BEGIN Entries provided
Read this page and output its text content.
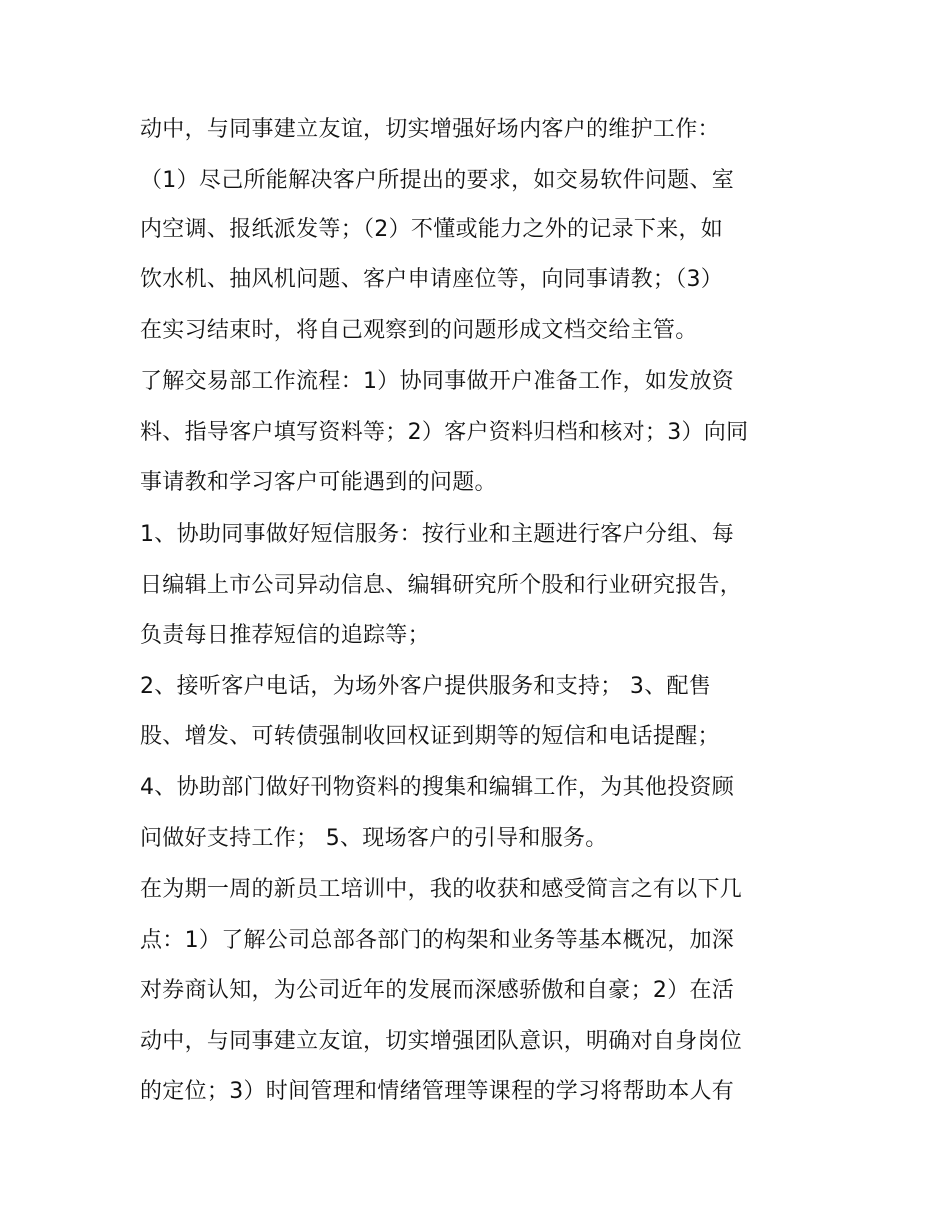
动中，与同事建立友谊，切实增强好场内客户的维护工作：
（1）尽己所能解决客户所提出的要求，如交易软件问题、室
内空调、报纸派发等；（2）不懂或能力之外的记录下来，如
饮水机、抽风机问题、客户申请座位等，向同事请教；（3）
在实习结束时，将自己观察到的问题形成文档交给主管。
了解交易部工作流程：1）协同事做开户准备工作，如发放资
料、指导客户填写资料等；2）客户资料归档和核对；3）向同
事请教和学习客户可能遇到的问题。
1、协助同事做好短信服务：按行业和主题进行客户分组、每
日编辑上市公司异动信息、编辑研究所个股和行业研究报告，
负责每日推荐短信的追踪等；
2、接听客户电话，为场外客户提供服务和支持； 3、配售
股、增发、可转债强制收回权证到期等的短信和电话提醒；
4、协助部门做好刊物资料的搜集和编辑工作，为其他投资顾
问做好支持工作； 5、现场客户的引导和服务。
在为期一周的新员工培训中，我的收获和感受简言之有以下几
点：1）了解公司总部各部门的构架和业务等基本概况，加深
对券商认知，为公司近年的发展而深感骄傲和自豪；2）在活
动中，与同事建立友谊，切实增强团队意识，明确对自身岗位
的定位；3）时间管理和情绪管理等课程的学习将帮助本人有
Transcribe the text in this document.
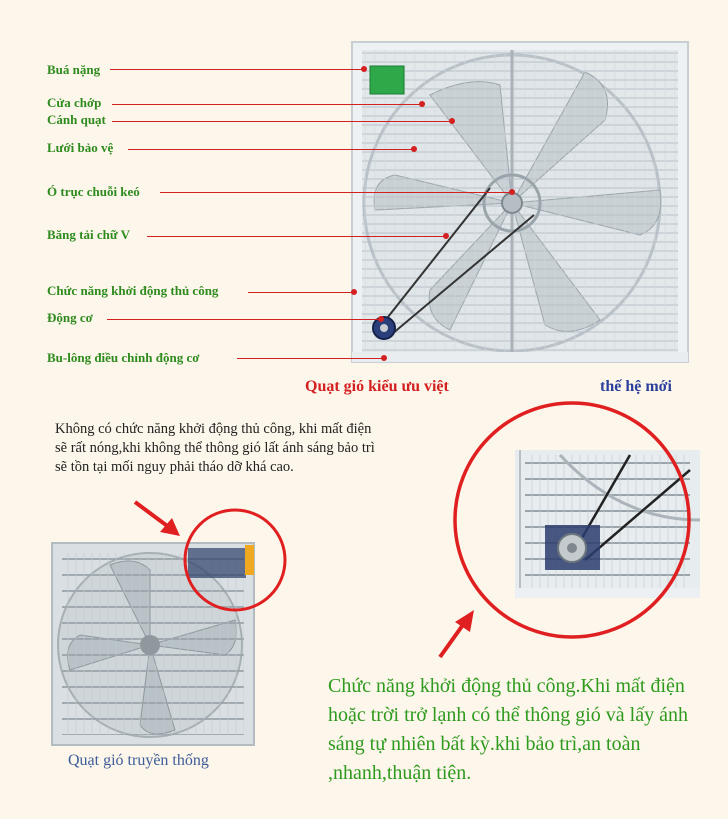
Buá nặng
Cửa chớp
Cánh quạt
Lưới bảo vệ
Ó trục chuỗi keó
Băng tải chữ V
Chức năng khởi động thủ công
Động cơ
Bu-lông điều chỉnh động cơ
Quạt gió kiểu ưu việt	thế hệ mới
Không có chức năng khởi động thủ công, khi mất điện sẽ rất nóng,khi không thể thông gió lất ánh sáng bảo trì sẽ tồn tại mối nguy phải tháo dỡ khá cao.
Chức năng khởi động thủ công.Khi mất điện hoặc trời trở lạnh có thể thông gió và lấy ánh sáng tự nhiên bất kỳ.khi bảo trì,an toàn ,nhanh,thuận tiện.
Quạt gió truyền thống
END Entries provided
BEGIN Entries provided
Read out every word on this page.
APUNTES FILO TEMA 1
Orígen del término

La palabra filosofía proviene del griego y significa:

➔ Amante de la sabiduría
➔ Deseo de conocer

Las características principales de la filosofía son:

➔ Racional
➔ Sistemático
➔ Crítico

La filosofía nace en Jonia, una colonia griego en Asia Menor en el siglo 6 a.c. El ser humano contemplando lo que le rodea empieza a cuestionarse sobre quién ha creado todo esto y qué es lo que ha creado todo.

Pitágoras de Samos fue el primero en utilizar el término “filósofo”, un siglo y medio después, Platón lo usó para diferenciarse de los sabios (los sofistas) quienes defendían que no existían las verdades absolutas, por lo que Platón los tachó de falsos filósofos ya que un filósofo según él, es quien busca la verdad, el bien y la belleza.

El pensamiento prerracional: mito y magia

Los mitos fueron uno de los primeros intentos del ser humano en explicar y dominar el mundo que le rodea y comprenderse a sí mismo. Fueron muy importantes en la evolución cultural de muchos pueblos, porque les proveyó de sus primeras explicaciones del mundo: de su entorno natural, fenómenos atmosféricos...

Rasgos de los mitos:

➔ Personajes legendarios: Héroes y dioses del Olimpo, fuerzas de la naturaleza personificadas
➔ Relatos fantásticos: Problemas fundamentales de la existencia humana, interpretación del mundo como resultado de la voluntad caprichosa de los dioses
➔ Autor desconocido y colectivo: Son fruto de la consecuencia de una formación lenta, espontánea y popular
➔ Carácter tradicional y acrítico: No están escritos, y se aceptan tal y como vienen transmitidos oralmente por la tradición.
END Entries provided
BEGIN Entries provided
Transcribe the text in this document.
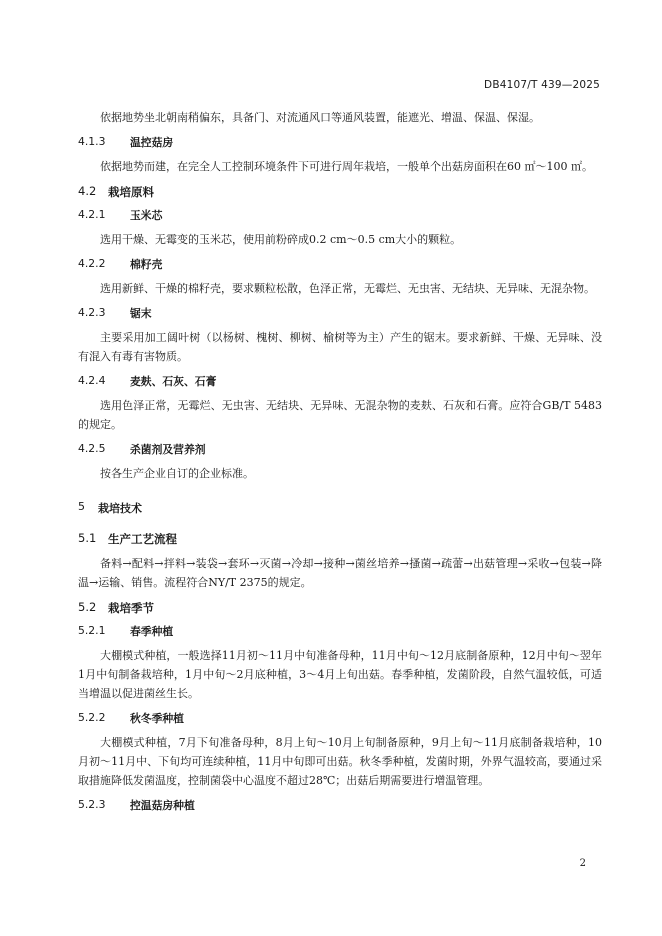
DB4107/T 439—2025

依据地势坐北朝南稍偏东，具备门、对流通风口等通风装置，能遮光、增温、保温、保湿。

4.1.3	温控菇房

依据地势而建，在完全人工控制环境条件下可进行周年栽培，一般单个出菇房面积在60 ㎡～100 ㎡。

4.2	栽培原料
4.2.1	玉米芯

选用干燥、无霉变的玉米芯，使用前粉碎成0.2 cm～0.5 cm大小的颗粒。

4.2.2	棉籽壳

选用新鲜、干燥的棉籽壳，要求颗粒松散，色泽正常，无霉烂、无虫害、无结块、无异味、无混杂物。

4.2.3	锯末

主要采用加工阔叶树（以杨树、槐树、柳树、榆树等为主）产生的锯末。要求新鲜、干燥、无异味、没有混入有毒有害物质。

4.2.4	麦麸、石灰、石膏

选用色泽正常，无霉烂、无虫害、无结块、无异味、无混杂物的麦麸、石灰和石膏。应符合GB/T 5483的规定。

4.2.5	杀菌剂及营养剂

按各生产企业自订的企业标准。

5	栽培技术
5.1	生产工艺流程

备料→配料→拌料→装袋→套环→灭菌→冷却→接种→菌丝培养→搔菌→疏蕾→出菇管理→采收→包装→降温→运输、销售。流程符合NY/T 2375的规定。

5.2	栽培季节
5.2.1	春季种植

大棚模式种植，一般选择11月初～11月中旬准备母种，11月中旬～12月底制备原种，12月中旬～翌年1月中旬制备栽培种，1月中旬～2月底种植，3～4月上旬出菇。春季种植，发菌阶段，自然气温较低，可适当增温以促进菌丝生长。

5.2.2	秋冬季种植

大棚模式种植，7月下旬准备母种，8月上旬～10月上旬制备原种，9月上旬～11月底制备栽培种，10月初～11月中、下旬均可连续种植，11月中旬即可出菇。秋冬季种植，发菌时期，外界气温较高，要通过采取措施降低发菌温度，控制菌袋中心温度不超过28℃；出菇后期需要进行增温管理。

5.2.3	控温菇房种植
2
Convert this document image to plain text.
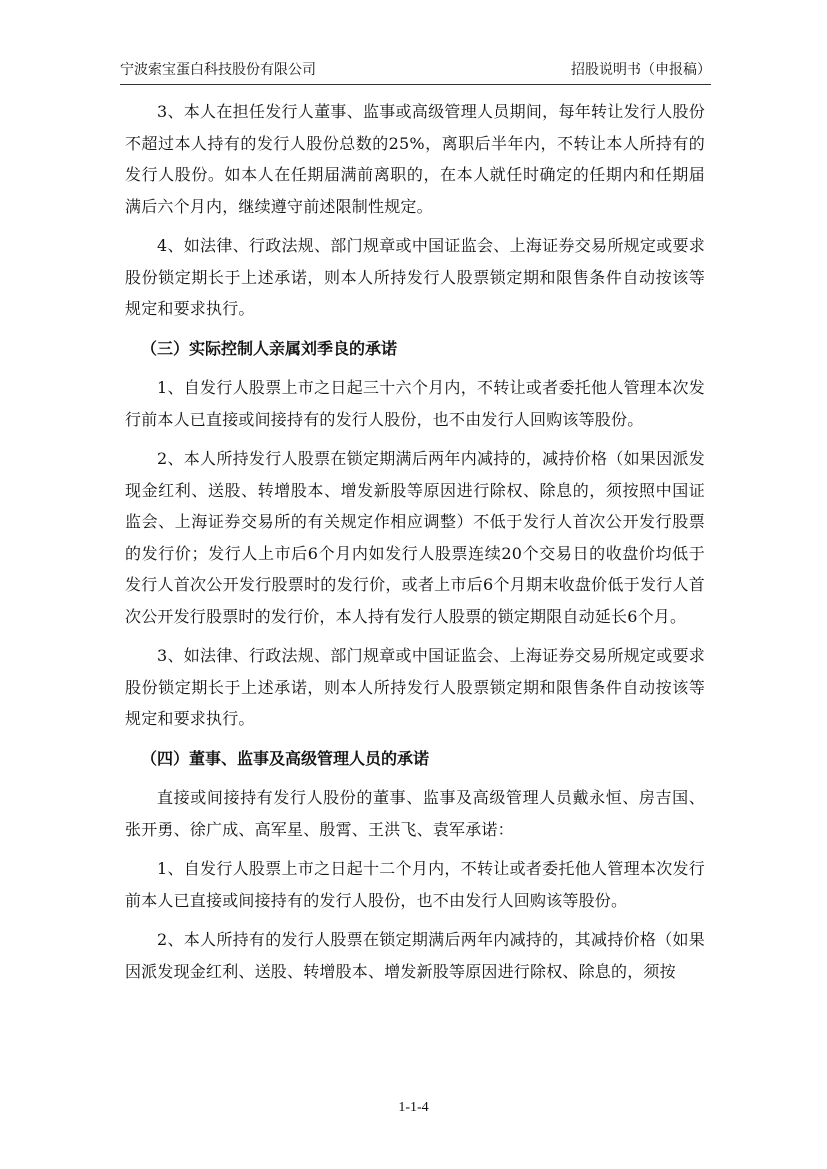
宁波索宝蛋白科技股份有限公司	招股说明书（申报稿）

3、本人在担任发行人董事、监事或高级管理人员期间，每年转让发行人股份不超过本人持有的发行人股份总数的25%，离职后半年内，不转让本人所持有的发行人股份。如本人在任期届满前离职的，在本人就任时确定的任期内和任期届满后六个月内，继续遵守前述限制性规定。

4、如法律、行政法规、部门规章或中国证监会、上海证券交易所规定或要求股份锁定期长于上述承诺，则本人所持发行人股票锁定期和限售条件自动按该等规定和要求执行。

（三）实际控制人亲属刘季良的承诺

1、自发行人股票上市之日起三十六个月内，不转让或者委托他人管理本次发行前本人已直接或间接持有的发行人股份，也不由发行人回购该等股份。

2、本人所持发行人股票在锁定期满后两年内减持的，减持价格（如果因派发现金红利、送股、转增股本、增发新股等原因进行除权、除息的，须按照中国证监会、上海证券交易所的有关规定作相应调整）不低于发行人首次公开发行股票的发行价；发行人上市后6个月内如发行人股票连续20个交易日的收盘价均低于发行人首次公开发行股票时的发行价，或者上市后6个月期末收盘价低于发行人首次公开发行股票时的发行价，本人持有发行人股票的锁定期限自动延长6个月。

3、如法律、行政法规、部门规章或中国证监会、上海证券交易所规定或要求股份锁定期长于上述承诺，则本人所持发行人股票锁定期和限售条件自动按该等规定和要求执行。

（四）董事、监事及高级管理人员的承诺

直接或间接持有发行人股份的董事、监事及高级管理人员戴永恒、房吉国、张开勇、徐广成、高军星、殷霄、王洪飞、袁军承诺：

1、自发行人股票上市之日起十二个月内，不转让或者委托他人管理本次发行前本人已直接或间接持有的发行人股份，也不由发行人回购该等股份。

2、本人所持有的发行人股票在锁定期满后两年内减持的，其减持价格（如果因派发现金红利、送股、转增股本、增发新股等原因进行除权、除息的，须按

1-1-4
END Entries provided
Task.
For each line of the entries that includes "término", show that line.

Written response.
Orígen del término
Pitágoras de Samos fue el primero en utilizar el término “filósofo”, un siglo y medio después, Platón lo usó para diferenciarse de los sabios (los sofistas) quienes defendían que no existían las verdades absolutas, por lo que Platón los tachó de falsos filósofos ya que un filósofo según él, es quien busca la verdad, el bien y la belleza.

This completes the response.